SELECTION ▸

What they will be will not manifest themselves until September.

This we know.

LHSAA Executive Director Eddie Bonine spoke to the changes on All Access on NASH ICON, 106.1 FM Wednesday night.

With as many as 55 percent of the schools in Louisiana now classified as select schools, the dynamic of the playoffs in the sports that have been split in the playoffs will look dramatically different.

What those playoffs look like and whether all schools classified as select by the Executive Committee remain such in the near future remains to be seen.

Bonine is in his eighth year on the job and he has absorbed much in his tenure.

“You learn to sit back and observe and not everything needs an immediate reaction,” Bonine said. “This is my fourth reclassification.”

Why was their a need for such change now?

“When we went through our bylaws, the book, in 2018, the only mention of select was in those respective sports in which we were having separate championships and the definition was such that it hadn’t been approved initially,” Bonine said.

At that point, the “25 percent rule” was in place, the interpretation being that if 25 percent or more of your students came from outside of your attendance zone, your school would be classified as select.

“The definition that we had, it was on a regular basis that people said ‘why isn’t this school select?’ Bonine said. “We had a constitutional attorney that assisted in this process and it came down to if people want to know what is select and non select, when we dove in and established the three definitions that we did.”

Those making the decisions are a diverse group, according to Bonine.

“The Executive Committee of the LHSAA is about 30 people and every school in the state, every class in the state, private, parochial, public, non-public, all are represented around this table,” Bonine said. “We have two legislators on our committee. There’s a large group of stakeholders who represent a lot of people across our state.”

Bonine explained the criteria of reclassifying schools to where the select schools now outnumber their non select brethren.

RAW DATA ▸
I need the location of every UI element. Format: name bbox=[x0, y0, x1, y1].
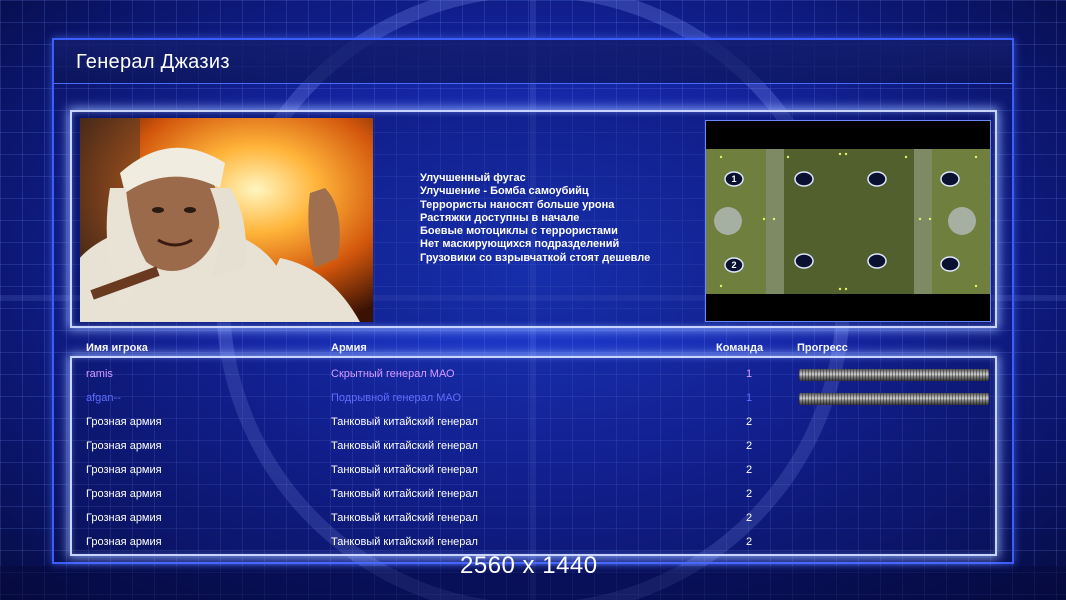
loading-progress-bar bbox=[799, 393, 989, 405]
player-army: Танковый китайский генерал bbox=[331, 512, 478, 524]
player-name: Грозная армия bbox=[86, 440, 162, 452]
player-army: Подрывной генерал МАО bbox=[331, 392, 462, 404]
player-row: ramis Скрытный генерал МАО 1 bbox=[72, 363, 995, 387]
player-row: Грозная армия Танковый китайский генерал 2 bbox=[72, 411, 995, 435]
player-army: Скрытный генерал МАО bbox=[331, 368, 455, 380]
player-team: 2 bbox=[745, 488, 753, 500]
player-table-header: Имя игрока Армия Команда Прогресс bbox=[70, 340, 997, 356]
start-position-marker bbox=[867, 253, 887, 269]
player-row: Грозная армия Танковый китайский генерал 2 bbox=[72, 507, 995, 531]
player-army: Танковый китайский генерал bbox=[331, 464, 478, 476]
player-team: 2 bbox=[745, 416, 753, 428]
start-position-marker bbox=[794, 253, 814, 269]
start-label-2: 2 bbox=[731, 260, 736, 270]
start-position-marker bbox=[794, 171, 814, 187]
player-army: Танковый китайский генерал bbox=[331, 416, 478, 428]
bonus-item: Грузовики со взрывчаткой стоят дешевле bbox=[420, 251, 651, 264]
general-info-panel: Улучшенный фугас Улучшение - Бомба самоу… bbox=[70, 110, 997, 328]
player-army: Танковый китайский генерал bbox=[331, 536, 478, 548]
player-team: 2 bbox=[745, 536, 753, 548]
player-row: Грозная армия Танковый китайский генерал 2 bbox=[72, 459, 995, 483]
player-team: 2 bbox=[745, 440, 753, 452]
player-name: Грозная армия bbox=[86, 416, 162, 428]
column-team-header: Команда bbox=[716, 342, 764, 354]
bonus-item: Растяжки доступны в начале bbox=[420, 211, 580, 224]
start-position-marker bbox=[940, 171, 960, 187]
player-army: Танковый китайский генерал bbox=[331, 488, 478, 500]
general-portrait bbox=[80, 118, 373, 322]
start-position-marker bbox=[867, 171, 887, 187]
player-name: ramis bbox=[86, 368, 113, 380]
player-row: Грозная армия Танковый китайский генерал 2 bbox=[72, 435, 995, 459]
column-player-header: Имя игрока bbox=[86, 342, 148, 354]
bonus-item: Террористы наносят больше урона bbox=[420, 198, 615, 211]
start-label-1: 1 bbox=[731, 174, 736, 184]
column-progress-header: Прогресс bbox=[797, 342, 848, 354]
player-name: Грозная армия bbox=[86, 464, 162, 476]
general-title: Генерал Джазиз bbox=[76, 51, 230, 73]
column-army-header: Армия bbox=[331, 342, 367, 354]
start-position-marker bbox=[940, 256, 960, 272]
player-team: 1 bbox=[745, 392, 753, 404]
player-table: ramis Скрытный генерал МАО 1 afgan-- Подрывн… bbox=[70, 356, 997, 556]
bonus-item: Нет маскирующихся подразделений bbox=[420, 238, 620, 251]
title-bar: Генерал Джазиз bbox=[54, 40, 1012, 84]
player-team: 2 bbox=[745, 512, 753, 524]
resolution-watermark: 2560 x 1440 bbox=[460, 552, 598, 579]
player-army: Танковый китайский генерал bbox=[331, 440, 478, 452]
loading-progress-bar bbox=[799, 369, 989, 381]
general-bonus-list: Улучшенный фугас Улучшение - Бомба самоу… bbox=[420, 172, 720, 265]
player-team: 2 bbox=[745, 464, 753, 476]
player-row: Грозная армия Танковый китайский генерал 2 bbox=[72, 483, 995, 507]
player-name: afgan-- bbox=[86, 392, 121, 404]
player-name: Грозная армия bbox=[86, 488, 162, 500]
player-row: afgan-- Подрывной генерал МАО 1 bbox=[72, 387, 995, 411]
player-name: Грозная армия bbox=[86, 512, 162, 524]
player-name: Грозная армия bbox=[86, 536, 162, 548]
map-preview: 1 2 bbox=[705, 120, 991, 322]
player-team: 1 bbox=[745, 368, 753, 380]
bonus-item: Улучшенный фугас bbox=[420, 172, 526, 184]
bonus-item: Улучшение - Бомба самоубийц bbox=[420, 185, 589, 198]
bonus-item: Боевые мотоциклы с террористами bbox=[420, 225, 618, 238]
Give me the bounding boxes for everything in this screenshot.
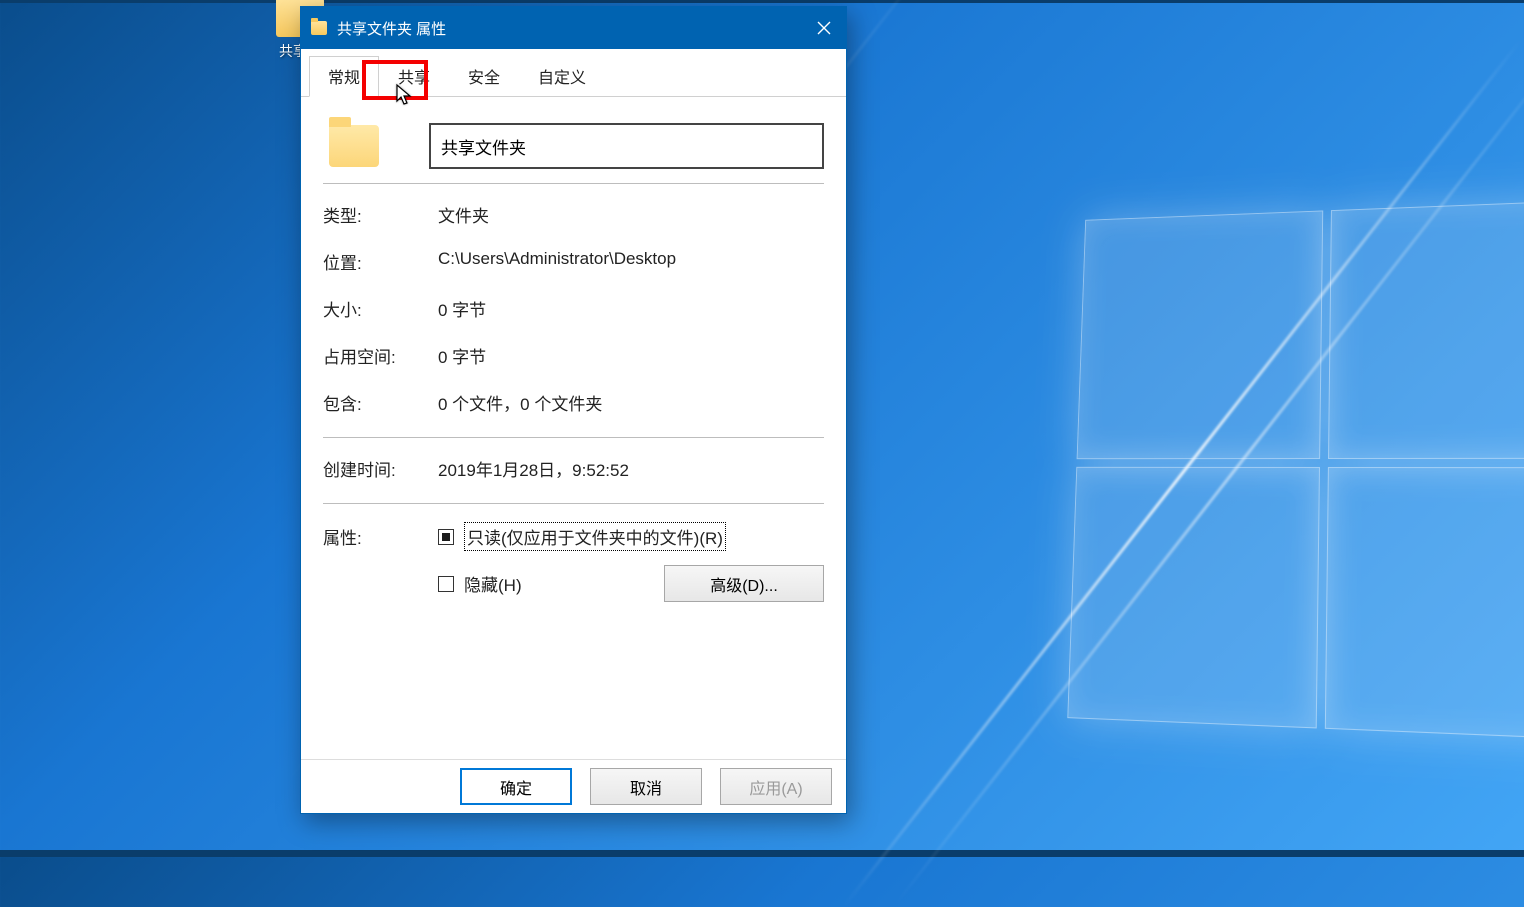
titlebar[interactable]: 共享文件夹 属性 [301,7,846,49]
dialog-footer: 确定 取消 应用(A) [301,759,846,813]
tab-custom[interactable]: 自定义 [519,56,605,96]
type-label: 类型: [323,202,438,227]
properties-dialog: 共享文件夹 属性 常规 共享 安全 自定义 类型:文件夹 位置:C:\Users… [300,6,847,814]
type-value: 文件夹 [438,202,824,227]
contains-label: 包含: [323,390,438,415]
location-value: C:\Users\Administrator\Desktop [438,249,824,274]
window-title: 共享文件夹 属性 [337,18,802,39]
disk-size-label: 占用空间: [323,343,438,368]
readonly-checkbox[interactable] [438,529,454,545]
location-label: 位置: [323,249,438,274]
cancel-button[interactable]: 取消 [590,768,702,805]
size-label: 大小: [323,296,438,321]
general-panel: 类型:文件夹 位置:C:\Users\Administrator\Desktop… [301,97,846,759]
wallpaper-windows-logo [1067,200,1524,740]
divider [323,503,824,504]
divider [323,183,824,184]
close-icon [817,21,831,35]
tabstrip: 常规 共享 安全 自定义 [301,49,846,97]
created-value: 2019年1月28日，9:52:52 [438,456,824,481]
advanced-button[interactable]: 高级(D)... [664,565,824,602]
ok-button[interactable]: 确定 [460,768,572,805]
disk-size-value: 0 字节 [438,343,824,368]
folder-icon [329,125,379,167]
attributes-label: 属性: [323,522,438,616]
divider [323,437,824,438]
apply-button[interactable]: 应用(A) [720,768,832,805]
hidden-checkbox[interactable] [438,576,454,592]
tab-general[interactable]: 常规 [309,56,379,97]
tab-security[interactable]: 安全 [449,56,519,96]
size-value: 0 字节 [438,296,824,321]
contains-value: 0 个文件，0 个文件夹 [438,390,824,415]
close-button[interactable] [802,7,846,49]
folder-icon [311,21,327,35]
tab-share[interactable]: 共享 [379,56,449,96]
folder-name-input[interactable] [429,123,824,169]
readonly-label[interactable]: 只读(仅应用于文件夹中的文件)(R) [464,522,726,551]
created-label: 创建时间: [323,456,438,481]
hidden-label[interactable]: 隐藏(H) [464,571,522,596]
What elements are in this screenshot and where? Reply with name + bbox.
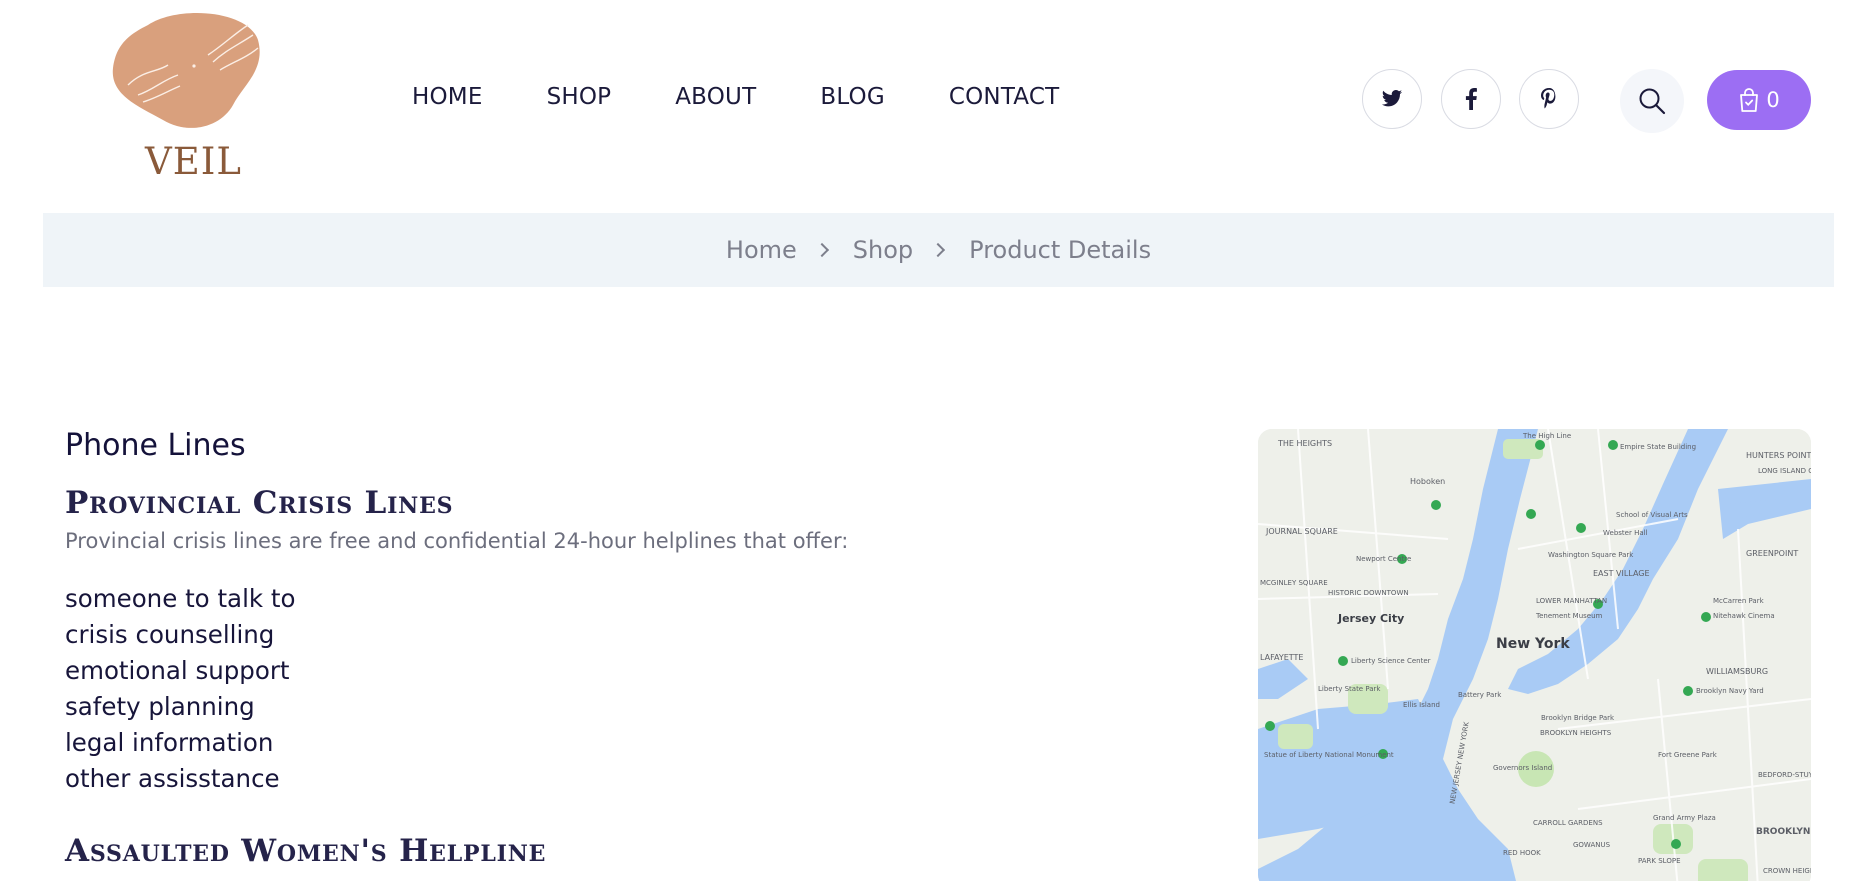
twitter-button[interactable] — [1362, 69, 1422, 129]
map-label-park-slope: PARK SLOPE — [1638, 857, 1681, 865]
map-label-brooklyn: BROOKLYN — [1756, 827, 1811, 837]
pinterest-icon — [1541, 88, 1556, 109]
list-item: legal information — [65, 728, 274, 757]
map-label-statue-of-liberty: Statue of Liberty National Monument — [1264, 751, 1394, 759]
nav-item-shop[interactable]: SHOP — [547, 84, 612, 110]
chevron-right-icon — [931, 242, 946, 258]
map-label-battery-park: Battery Park — [1458, 691, 1502, 699]
map-label-tenement-museum: Tenement Museum — [1536, 612, 1603, 620]
map-canvas — [1258, 429, 1811, 881]
map-label-red-hook: RED HOOK — [1503, 849, 1541, 857]
map-label-east-village: EAST VILLAGE — [1593, 569, 1650, 578]
map-label-jersey-city: Jersey City — [1338, 612, 1405, 625]
map-label-nitehawk: Nitehawk Cinema — [1713, 612, 1775, 620]
map-label-long-island-city: LONG ISLAND CITY — [1758, 467, 1811, 475]
search-icon — [1639, 88, 1666, 115]
map-label-gowanus: GOWANUS — [1573, 841, 1611, 849]
breadcrumb-shop[interactable]: Shop — [853, 236, 913, 264]
map-label-crown-heights: CROWN HEIGH — [1763, 867, 1811, 875]
nav-item-home[interactable]: HOME — [412, 84, 483, 110]
map-label-brooklyn-bridge-park: Brooklyn Bridge Park — [1541, 714, 1615, 722]
list-item: someone to talk to — [65, 584, 296, 613]
map-label-williamsburg: WILLIAMSBURG — [1706, 667, 1769, 676]
list-item: crisis counselling — [65, 620, 275, 649]
map-label-lower-manhattan: LOWER MANHATTAN — [1536, 597, 1608, 605]
location-map[interactable]: New York Jersey City THE HEIGHTS Hoboken… — [1258, 429, 1811, 881]
map-label-newport-centre: Newport Centre — [1356, 555, 1412, 563]
list-item: safety planning — [65, 692, 255, 721]
brand-name: VEIL — [145, 140, 242, 183]
nav-item-contact[interactable]: CONTACT — [949, 84, 1059, 110]
list-item: emotional support — [65, 656, 290, 685]
shopping-bag-icon — [1740, 88, 1759, 112]
page-title: Phone Lines — [65, 428, 246, 463]
map-label-carroll-gardens: CARROLL GARDENS — [1533, 819, 1603, 827]
chevron-right-icon — [814, 242, 829, 258]
map-label-liberty-science: Liberty Science Center — [1351, 657, 1431, 665]
site-header: VEIL HOME SHOP ABOUT BLOG CONTACT 0 — [0, 0, 1857, 210]
map-label-grand-army: Grand Army Plaza — [1653, 814, 1716, 822]
search-button[interactable] — [1620, 69, 1684, 133]
breadcrumb-home[interactable]: Home — [726, 236, 797, 264]
map-label-webster-hall: Webster Hall — [1603, 529, 1648, 537]
map-label-mcginley: MCGINLEY SQUARE — [1260, 579, 1328, 587]
main-content: Phone Lines Provincial Crisis Lines Prov… — [65, 428, 1165, 869]
cart-count: 0 — [1766, 88, 1780, 112]
twitter-icon — [1381, 90, 1403, 107]
map-label-empire-state: Empire State Building — [1620, 443, 1697, 451]
main-nav: HOME SHOP ABOUT BLOG CONTACT — [412, 84, 1123, 110]
map-label-greenpoint: GREENPOINT — [1746, 549, 1799, 558]
map-label-bedford-stuy: BEDFORD-STUY — [1758, 771, 1811, 779]
map-label-navy-yard: Brooklyn Navy Yard — [1696, 687, 1764, 695]
map-label-ellis-island: Ellis Island — [1403, 701, 1440, 709]
map-label-school-visual-arts: School of Visual Arts — [1616, 511, 1688, 519]
map-label-liberty-state-park: Liberty State Park — [1318, 685, 1381, 693]
breadcrumb-current: Product Details — [969, 236, 1152, 264]
map-label-high-line: The High Line — [1523, 432, 1572, 440]
logo-shape-icon — [112, 13, 260, 128]
section-heading-provincial: Provincial Crisis Lines — [65, 485, 454, 521]
map-label-the-heights: THE HEIGHTS — [1278, 439, 1333, 448]
map-label-journal-square: JOURNAL SQUARE — [1266, 527, 1338, 536]
services-list: someone to talk to crisis counselling em… — [65, 581, 1165, 797]
map-label-hoboken: Hoboken — [1410, 477, 1446, 486]
map-label-mccarren: McCarren Park — [1713, 597, 1764, 605]
map-label-governors-island: Governors Island — [1493, 764, 1553, 772]
map-label-brooklyn-heights: BROOKLYN HEIGHTS — [1540, 729, 1612, 737]
pinterest-button[interactable] — [1519, 69, 1579, 129]
section-heading-helpline: Assaulted Women's Helpline — [65, 833, 547, 869]
map-label-fort-greene: Fort Greene Park — [1658, 751, 1717, 759]
map-label-historic-downtown: HISTORIC DOWNTOWN — [1328, 589, 1409, 597]
facebook-icon — [1465, 88, 1477, 110]
nav-item-about[interactable]: ABOUT — [675, 84, 756, 110]
section-intro: Provincial crisis lines are free and con… — [65, 529, 849, 553]
map-label-hunters-point: HUNTERS POINT — [1746, 451, 1811, 460]
map-label-washington-square: Washington Square Park — [1548, 551, 1634, 559]
list-item: other assisstance — [65, 764, 280, 793]
nav-item-blog[interactable]: BLOG — [820, 84, 885, 110]
breadcrumb: Home Shop Product Details — [43, 213, 1834, 287]
cart-button[interactable]: 0 — [1707, 70, 1811, 130]
facebook-button[interactable] — [1441, 69, 1501, 129]
map-label-lafayette: LAFAYETTE — [1260, 653, 1304, 662]
map-label-new-york: New York — [1496, 636, 1570, 652]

THE TASKS ▸
1. Quote the article on LHSAA school reclassification word for word, starting with "With as many" and going on through "look dramatically different.".
2. Please write the next part of the article on LHSAA school reclassification, picking up after its final sentence.
The records come from a separate source, unrelated to the article on LHSAA school reclassification.

RESPONSES TO THE TASKS ▸
1.
With as many as 55 percent of the schools in Louisiana now classified as select schools, the dynamic of the playoffs in the sports that have been split in the playoffs will look dramatically different.

2.
“All we did was apply the matrix that was used which I wasn’t here at the time, 2012, 2013 and 2014 in regards to why schools should be select and non select,” Boniine said.

That investigation revealed that 55 percent of the LHSAA schools have students that come from outside of the school parish, have students that move around within the parish and have the choice to move around the parish.

“We found that about 45 percent of the membership have students who actually live in their attendance zone, the old community school, if you will,” Bonine said.

Those are now the schools classified as non select.

“We had new members who came onto our committee who wanted to make some changes who felt it wasn’t equitable and felt we had to have ‘like’ schools playing each other and that our formats needed to be adjusted,” Bonine said.

In recent years, a huge number of teams with losing records, some with awful records, have been seeded to participate in the split playoff format. A few simply elected to not participate in the playoffs, knowing they would lose money and lose by a large margin in competition.

“Our brackets were watered down and it was too big for the number of schools that were in,” Bonine said. “All of this stuff was taken into consideration before the committee made the decision unanimously that we have now to put into play for the 2022-23 school year. We can make adjustments as necessary.”

The number of teams making the playoffs and brackets in respective sports will be determined after final appeals are heard and ruled upon. The likelihood is either full 32-team brackets or 24-team brackets for the sports that the association is split in.

With appeals on the horizon and possible lawsuits perhaps lurking, does Bonine feel the reclassification of so many schools will last the typical two-year cycle for rules implemented?

“We’ve made this decision and we’re going to make some more adjustments once we get past the appeals September 7,” Bonine said. “We have 18 appeals which represent about 70 schools with 13 parishes having multiple schools they are appealing for. Not every school in some of those parishes is appealing.”

Once the appeals are done, the committee will provide direction to Bonine on responding to the appeals in writing.

“Shortly thereafter, we’ll get to the playoff brackets as quickly as we can,” Bonine said. “At the end of the day, schedules are in, nobody can change their schedules. Whatever does come out, all of our schedules are driven by power points. Those things are all in place.”

Despite the angst of schools to know their classification and playoff brackets, there will be no rush to judgment.

“We’re going to take our time and make sure that our executive committee can put their blessing on it before we get it out to the public,” Bonine said.

The decision to reclassify schools was made under bylaw 4.4.4 in the LHSAA constitution which is all about fair play and sportsmanship.

The opening sentence of 4.4.4 says, “Make special rules to effect the spirit of fair play and good sportsmanship.”

Principals will have the right to voice their opinions at the annual LHSAA convention in Baton Rouge in late January, 2023.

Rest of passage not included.